● GIVEN TASK
Could you continue the court's discussion of the lease terms from the point where the passage stops?

The said security deposit, net of all applicable deductions, shall be returned not earlier than sixty (60) days after the termination of the Lease Period and after submission by LESSEE of proof of full payment of utilities up to the date the Leased Premises are actually vacated. Lacking such proof, the LESSOR can withhold refund of said deposit in full or in part to the extent deemed necessary by the LESSOR.[96] (Emphasis supplied)
Petitioner admits that there were still pieces of equipment in the leased premises after September 30, 2003, albeit it denies being their owner.

Whether or not petitioner owns the pieces of equipment is irrelevant. Section 9 of the Standard Terms and Conditions expressly prohibited the lessee to allow third parties to use the leased premises:
Section 9. LIMITATIONS ON USE OF LEASED PREMISES

Subject to the provisions of Sec. 7 above, the LESSEE further agrees and undertakes that:

(a)
The communications room commercial space constituting the Leased Premises shall be used by the LESSEE exclusively for placement and operation of its communications equipment. During the Lease Period, the LESSEE shall have possession of and have the right to use and enjoy the Leased Premises, in accordance with the terms and conditions set forth herein and in strict conformity with all laws, ordinances and regulations applicable thereto, including the Amended Master Deed with Declaration of Restrictions. The LESSEE covenants and agrees not to use or allow the use of the Leased Premises in contravention of the terms and conditions herein stated, or for dwelling or illegal or immoral purposes, or otherwise for purposes prohibited by the LESSOR.

● RAW DATA
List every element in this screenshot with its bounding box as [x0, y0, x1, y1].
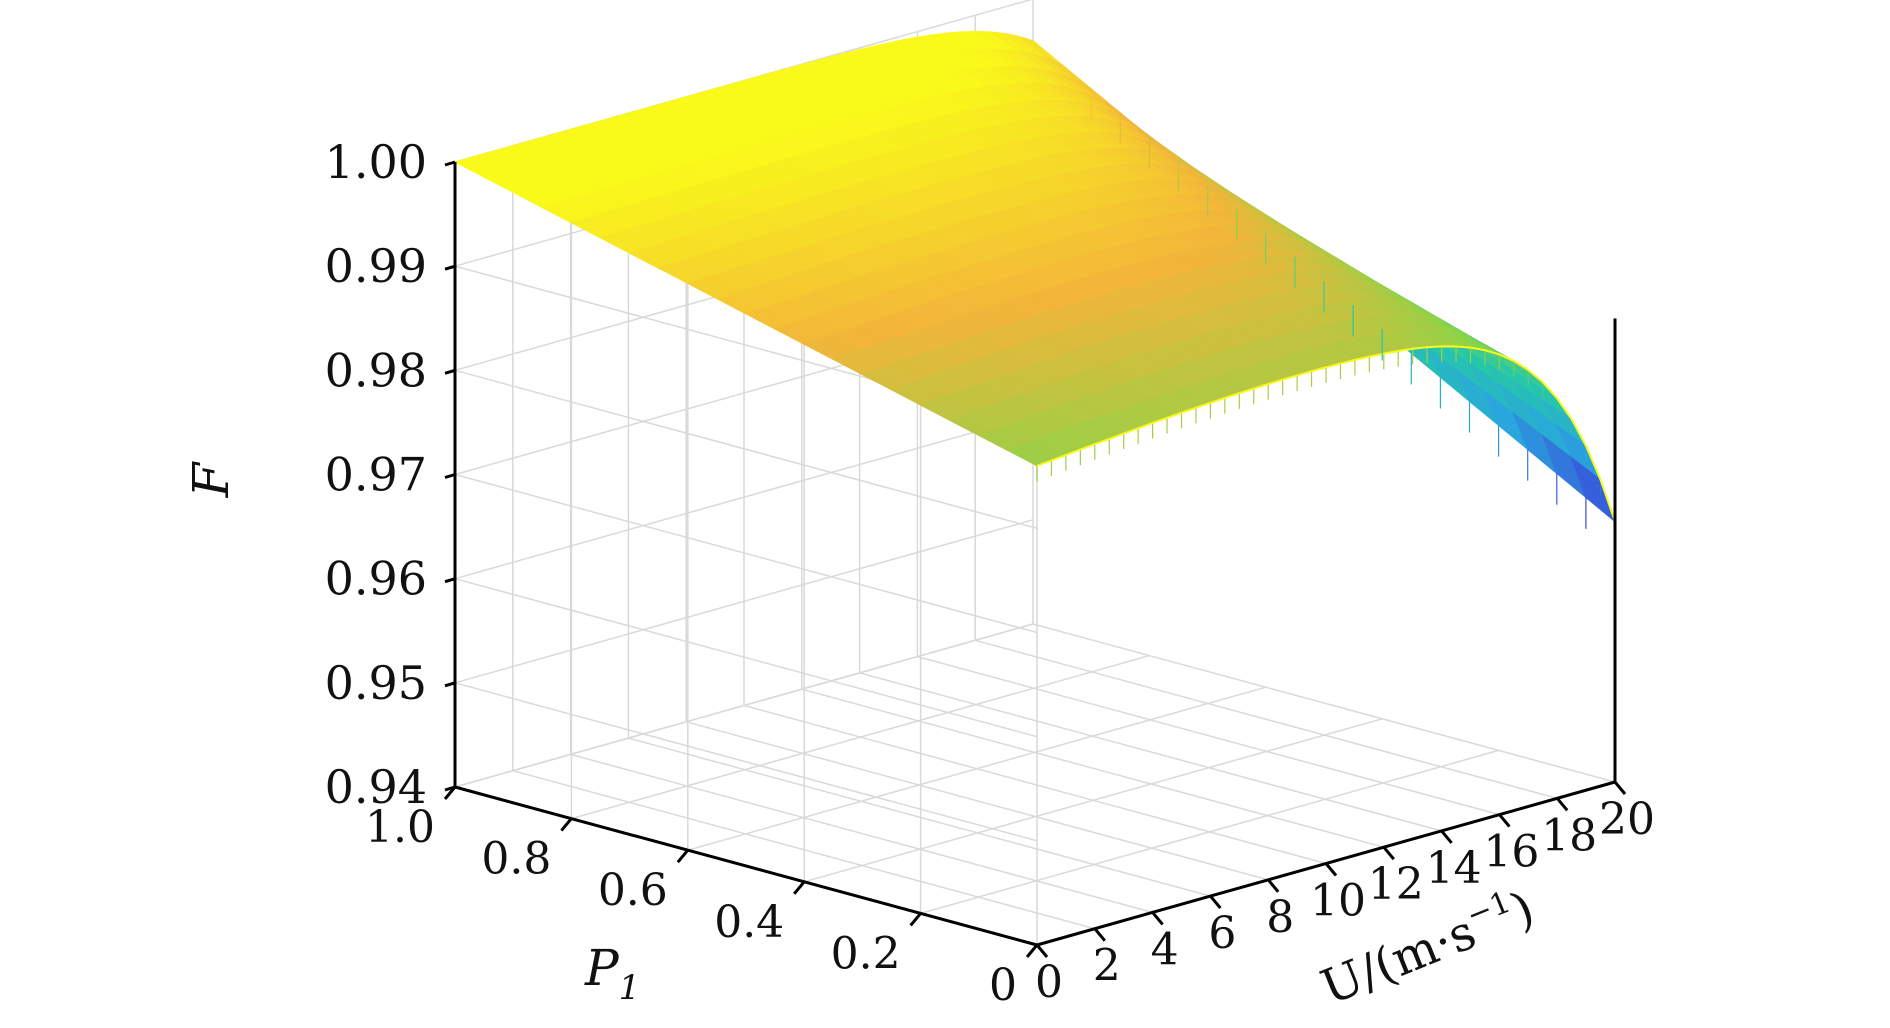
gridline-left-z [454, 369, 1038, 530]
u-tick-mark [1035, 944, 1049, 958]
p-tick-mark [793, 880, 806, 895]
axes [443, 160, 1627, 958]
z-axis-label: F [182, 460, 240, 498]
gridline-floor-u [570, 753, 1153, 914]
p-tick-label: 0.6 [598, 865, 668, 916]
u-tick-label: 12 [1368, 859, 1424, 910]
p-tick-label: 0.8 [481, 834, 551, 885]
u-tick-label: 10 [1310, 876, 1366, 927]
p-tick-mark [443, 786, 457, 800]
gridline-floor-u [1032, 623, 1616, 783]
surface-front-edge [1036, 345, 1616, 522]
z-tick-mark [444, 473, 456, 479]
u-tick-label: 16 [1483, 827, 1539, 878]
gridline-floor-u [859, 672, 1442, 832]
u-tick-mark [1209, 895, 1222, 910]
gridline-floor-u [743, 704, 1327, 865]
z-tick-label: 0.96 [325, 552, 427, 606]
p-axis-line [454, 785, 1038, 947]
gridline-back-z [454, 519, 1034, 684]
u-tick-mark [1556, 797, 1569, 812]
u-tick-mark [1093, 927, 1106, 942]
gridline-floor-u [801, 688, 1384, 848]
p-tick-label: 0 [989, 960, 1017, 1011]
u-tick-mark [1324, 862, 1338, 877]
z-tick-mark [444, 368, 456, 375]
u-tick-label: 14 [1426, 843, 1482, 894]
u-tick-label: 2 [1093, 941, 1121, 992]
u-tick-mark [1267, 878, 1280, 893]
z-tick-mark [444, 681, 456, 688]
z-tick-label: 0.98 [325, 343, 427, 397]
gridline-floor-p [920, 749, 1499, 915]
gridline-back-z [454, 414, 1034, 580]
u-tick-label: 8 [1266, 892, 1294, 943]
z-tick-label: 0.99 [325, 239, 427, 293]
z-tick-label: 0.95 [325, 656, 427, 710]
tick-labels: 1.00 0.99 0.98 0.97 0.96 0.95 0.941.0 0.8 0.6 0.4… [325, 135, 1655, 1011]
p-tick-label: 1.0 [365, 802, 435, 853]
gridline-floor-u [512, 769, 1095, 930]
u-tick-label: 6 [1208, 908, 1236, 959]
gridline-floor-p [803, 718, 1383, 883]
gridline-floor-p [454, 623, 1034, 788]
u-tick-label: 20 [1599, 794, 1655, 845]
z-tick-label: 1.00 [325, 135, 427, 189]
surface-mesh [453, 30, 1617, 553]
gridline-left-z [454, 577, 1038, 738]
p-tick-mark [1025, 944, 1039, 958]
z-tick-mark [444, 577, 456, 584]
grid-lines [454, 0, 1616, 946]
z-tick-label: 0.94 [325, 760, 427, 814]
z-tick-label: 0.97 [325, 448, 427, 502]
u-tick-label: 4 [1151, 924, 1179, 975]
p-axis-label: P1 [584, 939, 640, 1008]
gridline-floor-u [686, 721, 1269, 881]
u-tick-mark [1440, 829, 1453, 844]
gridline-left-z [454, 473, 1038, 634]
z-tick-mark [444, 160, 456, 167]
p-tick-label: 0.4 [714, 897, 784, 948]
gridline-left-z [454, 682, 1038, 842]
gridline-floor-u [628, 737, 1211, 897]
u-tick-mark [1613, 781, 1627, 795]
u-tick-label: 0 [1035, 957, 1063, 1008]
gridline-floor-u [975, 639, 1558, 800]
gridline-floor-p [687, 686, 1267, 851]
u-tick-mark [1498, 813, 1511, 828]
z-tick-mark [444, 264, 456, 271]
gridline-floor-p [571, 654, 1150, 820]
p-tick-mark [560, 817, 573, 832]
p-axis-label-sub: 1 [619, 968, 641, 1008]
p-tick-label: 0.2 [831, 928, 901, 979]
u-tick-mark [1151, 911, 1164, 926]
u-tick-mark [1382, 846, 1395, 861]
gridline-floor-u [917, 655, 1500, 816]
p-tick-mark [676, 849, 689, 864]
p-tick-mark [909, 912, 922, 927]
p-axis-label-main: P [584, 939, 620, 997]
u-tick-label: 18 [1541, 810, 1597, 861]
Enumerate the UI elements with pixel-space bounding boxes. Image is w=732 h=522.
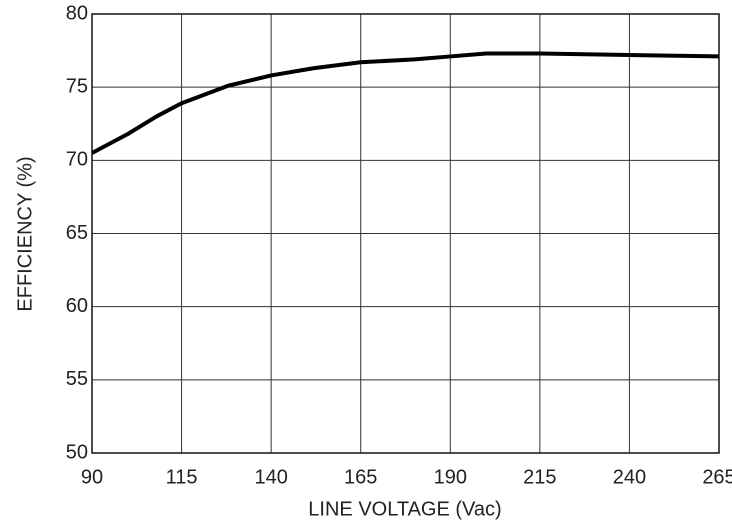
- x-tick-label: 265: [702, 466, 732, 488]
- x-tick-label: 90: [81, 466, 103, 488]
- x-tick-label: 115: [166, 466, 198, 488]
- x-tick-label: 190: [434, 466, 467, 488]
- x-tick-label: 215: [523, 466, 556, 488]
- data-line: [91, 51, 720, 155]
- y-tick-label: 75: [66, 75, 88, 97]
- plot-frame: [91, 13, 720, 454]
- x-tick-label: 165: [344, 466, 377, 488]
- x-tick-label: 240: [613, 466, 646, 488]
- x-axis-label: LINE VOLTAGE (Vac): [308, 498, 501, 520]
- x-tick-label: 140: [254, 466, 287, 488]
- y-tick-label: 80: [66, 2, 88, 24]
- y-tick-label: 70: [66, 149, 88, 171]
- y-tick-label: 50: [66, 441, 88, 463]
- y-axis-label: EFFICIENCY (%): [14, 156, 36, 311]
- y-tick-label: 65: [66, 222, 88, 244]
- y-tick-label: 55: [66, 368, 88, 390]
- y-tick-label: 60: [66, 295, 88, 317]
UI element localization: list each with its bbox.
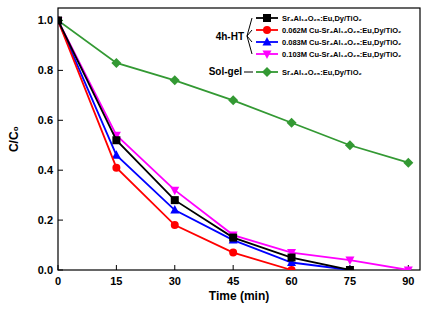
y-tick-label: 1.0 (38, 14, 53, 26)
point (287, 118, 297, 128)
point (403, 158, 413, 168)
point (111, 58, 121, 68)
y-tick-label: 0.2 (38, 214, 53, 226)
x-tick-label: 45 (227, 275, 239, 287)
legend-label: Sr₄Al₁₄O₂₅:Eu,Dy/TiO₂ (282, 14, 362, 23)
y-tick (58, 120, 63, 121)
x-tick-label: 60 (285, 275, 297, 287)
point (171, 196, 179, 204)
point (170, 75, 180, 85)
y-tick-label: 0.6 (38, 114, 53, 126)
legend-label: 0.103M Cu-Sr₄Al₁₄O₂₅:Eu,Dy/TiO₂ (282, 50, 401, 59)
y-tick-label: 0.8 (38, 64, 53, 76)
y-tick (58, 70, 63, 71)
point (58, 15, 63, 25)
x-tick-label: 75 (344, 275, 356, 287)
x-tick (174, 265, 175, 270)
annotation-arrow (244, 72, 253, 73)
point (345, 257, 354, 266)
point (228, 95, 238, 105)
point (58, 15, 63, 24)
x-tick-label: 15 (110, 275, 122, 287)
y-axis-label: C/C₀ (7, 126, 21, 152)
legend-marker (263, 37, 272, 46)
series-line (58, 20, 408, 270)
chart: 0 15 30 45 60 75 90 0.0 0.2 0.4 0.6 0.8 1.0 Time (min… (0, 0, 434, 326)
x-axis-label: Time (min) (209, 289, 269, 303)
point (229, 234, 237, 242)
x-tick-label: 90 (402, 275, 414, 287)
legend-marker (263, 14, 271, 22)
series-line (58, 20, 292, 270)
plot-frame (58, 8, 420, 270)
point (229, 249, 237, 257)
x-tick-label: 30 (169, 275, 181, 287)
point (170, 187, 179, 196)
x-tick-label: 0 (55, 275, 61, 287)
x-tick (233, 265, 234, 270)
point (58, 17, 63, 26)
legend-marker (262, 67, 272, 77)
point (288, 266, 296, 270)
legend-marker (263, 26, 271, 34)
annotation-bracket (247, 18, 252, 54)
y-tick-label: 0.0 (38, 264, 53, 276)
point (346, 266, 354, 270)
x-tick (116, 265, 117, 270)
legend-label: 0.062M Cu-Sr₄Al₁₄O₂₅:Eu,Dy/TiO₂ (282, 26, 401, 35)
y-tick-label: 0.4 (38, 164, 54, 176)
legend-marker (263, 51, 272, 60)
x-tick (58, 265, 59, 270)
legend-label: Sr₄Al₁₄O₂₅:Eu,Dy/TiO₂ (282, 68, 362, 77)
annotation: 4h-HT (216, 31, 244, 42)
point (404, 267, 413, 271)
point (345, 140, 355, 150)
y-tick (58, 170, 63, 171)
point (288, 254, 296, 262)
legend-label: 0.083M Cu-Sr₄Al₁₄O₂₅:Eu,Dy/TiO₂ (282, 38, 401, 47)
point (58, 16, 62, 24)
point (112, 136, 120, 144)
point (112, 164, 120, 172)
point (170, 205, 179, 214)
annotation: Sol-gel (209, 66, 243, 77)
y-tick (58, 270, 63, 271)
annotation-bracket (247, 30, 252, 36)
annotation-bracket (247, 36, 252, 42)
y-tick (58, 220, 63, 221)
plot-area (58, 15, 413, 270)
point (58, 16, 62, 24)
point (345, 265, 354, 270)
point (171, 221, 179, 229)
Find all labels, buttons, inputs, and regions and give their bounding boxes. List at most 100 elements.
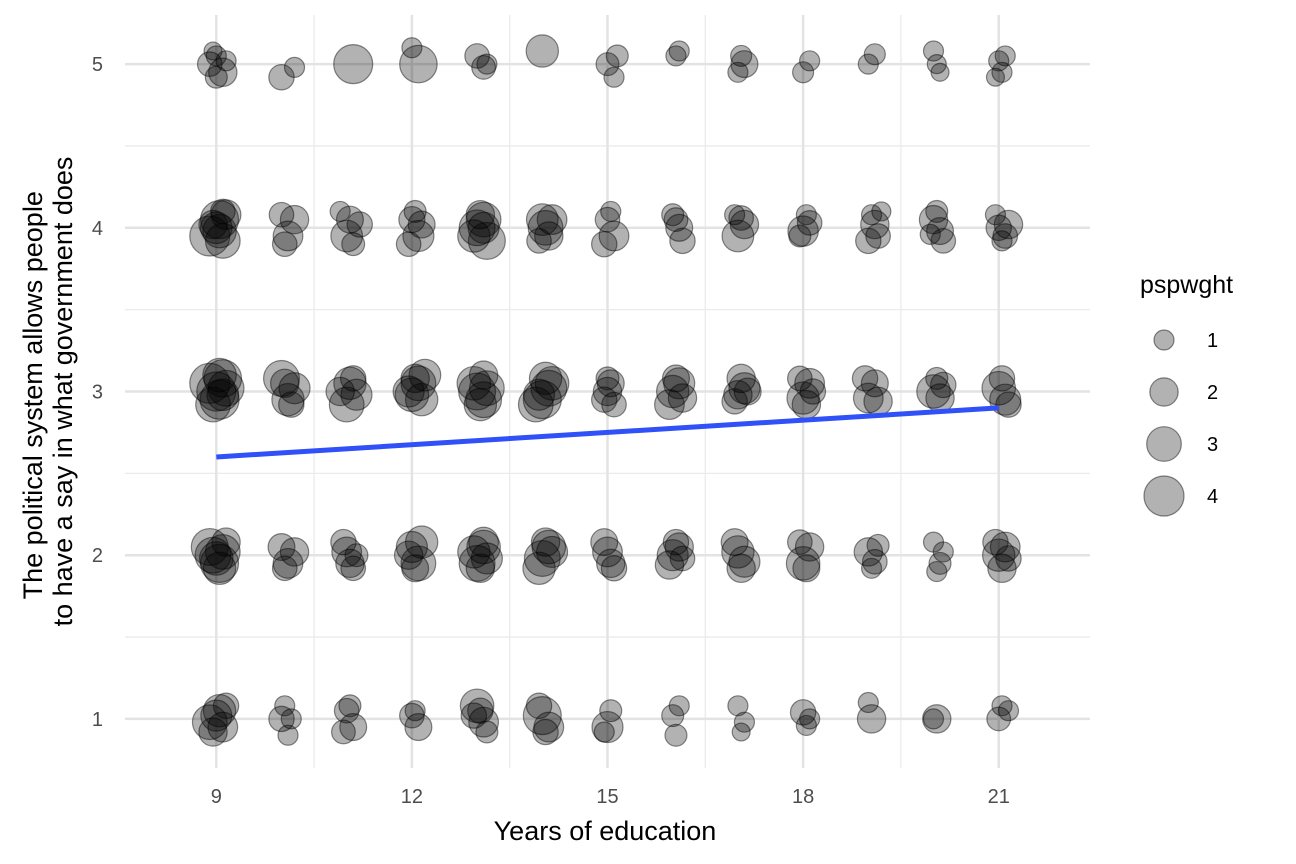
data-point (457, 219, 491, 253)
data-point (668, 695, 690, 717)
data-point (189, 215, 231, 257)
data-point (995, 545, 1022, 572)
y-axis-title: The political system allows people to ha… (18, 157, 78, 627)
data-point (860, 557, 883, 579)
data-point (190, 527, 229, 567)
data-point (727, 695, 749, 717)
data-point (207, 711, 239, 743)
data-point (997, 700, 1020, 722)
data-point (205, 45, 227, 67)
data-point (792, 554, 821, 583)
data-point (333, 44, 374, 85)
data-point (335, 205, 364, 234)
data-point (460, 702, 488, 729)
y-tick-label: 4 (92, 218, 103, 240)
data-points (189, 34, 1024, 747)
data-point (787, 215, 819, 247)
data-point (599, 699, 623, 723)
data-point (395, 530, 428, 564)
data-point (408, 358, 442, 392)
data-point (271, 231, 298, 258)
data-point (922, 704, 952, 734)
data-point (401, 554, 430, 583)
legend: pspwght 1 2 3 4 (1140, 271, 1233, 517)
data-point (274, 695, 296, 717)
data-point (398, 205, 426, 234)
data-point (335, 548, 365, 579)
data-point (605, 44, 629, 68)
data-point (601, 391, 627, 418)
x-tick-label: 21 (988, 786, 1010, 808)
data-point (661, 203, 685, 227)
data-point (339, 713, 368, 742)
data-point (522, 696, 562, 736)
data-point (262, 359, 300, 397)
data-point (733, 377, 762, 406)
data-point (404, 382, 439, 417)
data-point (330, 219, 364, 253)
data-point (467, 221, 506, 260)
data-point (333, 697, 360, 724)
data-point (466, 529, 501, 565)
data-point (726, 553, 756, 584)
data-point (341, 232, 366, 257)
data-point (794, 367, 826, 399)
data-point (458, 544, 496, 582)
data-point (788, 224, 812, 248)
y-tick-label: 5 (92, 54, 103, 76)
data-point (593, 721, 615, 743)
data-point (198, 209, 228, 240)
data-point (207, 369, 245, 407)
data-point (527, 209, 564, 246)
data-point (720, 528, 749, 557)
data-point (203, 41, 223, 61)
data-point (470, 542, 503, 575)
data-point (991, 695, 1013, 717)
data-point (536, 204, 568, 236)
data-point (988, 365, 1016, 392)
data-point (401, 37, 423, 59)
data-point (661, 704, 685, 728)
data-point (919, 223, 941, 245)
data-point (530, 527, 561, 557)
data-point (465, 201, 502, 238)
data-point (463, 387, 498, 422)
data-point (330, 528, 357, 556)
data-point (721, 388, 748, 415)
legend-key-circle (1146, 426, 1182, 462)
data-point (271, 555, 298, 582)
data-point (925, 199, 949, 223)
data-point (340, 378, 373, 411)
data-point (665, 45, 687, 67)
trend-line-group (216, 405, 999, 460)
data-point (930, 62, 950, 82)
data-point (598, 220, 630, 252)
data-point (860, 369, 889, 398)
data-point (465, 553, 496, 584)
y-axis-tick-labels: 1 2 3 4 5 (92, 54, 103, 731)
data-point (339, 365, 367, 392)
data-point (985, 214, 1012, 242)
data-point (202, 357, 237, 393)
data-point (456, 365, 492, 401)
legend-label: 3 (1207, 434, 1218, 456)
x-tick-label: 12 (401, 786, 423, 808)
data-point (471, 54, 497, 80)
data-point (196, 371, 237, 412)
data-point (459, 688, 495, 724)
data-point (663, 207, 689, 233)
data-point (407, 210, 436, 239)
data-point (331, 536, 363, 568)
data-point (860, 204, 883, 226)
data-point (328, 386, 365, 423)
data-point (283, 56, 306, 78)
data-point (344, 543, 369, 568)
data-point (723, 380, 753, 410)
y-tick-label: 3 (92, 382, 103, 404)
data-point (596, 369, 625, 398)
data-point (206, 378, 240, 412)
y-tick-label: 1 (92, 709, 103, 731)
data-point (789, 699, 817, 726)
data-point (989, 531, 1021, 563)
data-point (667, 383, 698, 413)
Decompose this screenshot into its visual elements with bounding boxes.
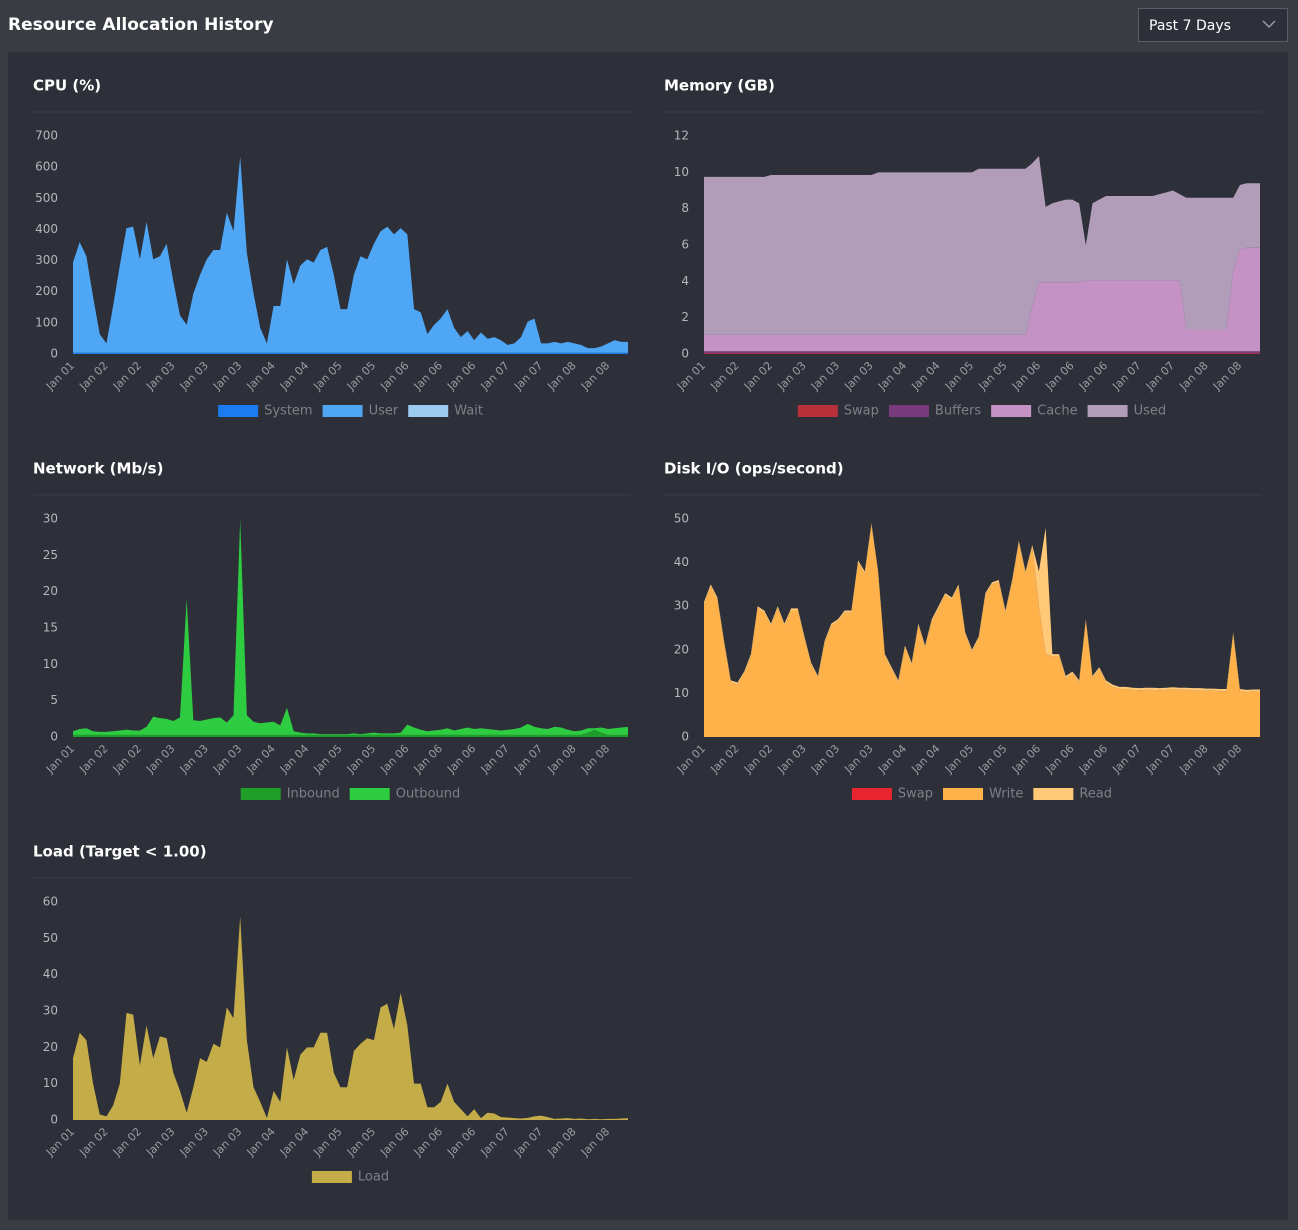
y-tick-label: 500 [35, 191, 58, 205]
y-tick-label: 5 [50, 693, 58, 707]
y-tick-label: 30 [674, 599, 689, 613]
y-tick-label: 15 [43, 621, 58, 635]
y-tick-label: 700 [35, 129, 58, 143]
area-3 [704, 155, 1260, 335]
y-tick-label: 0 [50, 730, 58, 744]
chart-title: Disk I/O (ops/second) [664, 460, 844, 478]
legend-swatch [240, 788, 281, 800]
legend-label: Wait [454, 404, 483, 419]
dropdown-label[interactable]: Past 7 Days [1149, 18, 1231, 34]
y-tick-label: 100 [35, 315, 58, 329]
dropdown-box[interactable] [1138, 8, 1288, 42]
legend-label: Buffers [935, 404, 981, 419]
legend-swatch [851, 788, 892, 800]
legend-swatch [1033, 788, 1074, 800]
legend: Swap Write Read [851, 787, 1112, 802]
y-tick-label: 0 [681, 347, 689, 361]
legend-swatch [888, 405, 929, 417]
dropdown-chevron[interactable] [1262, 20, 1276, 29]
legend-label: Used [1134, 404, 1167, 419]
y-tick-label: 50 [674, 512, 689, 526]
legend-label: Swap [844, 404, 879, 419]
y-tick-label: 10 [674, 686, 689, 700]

● RESPONSE TO THE EXERCISE
(b)
It is expressly understood and agreed by the parties that the personal character of the LESSEE and the nature of the occupancy of the Leased Premises are among the special reasons and inducement for the grant of this lease by the LESSOR. Thus, the LESSEE shall not directly or indirectly assign, transfer, convey or encumber its rights under this Contract, nor sub-lease the Leased Premises or any part thereof, nor in any other manner allow a third party to avail of its right of lease or use over the Leased Premises or any portion thereof. Neither shall the LESSEE enter, directly or indirectly, into any contract or agreement with any third person, association, corporation, partnership or other entity, nor enter into a joint-venture or partnership or any other arrangement or accommodation whatsoever, whereby said third person, etc., is effectively allowed to occupy and use, place and operate its equipment in or upon, or transact business or otherwise carry on any other activity upon or within the Leased Premises under any guise whatsoever. ... In case of any violation, direct or indirect, of this provision, the LESSOR may motu proprio terminate or cancel this lease as of the time such violation occurred, by issuance of a written notice to LESSEE of such termination or cancellation, without need of judicial action, and this lease shall be thereby terminated or cancelled, without prejudice to LESSOR'S remedies under the law and this Contract to enforce collection of the amounts due it from the LESSEE and to effect removal or ejectment of the LESSEE from the Leased Premises.[97] (Emphasis supplied)
This Court finds that as far as respondent-lessor is concerned, all equipment which may be found in the leased premises are deemed owned by petitioner. The contract is clear and provides no room for any other interpretation. Whether there were negotiations between the

telecommunications companies which actually owned the pieces of equipment and respondent Vigil is immaterial. It is the sole responsibility of petitioner-lessee to ensure that no equipment remained in the leased premises after the expiration of the contract.

As a consequence, petitioner continued using the leased premises by placing equipment there beyond the lease period. It did not actually vacate the premises. There is therefore no basis for the immediate return of security deposit.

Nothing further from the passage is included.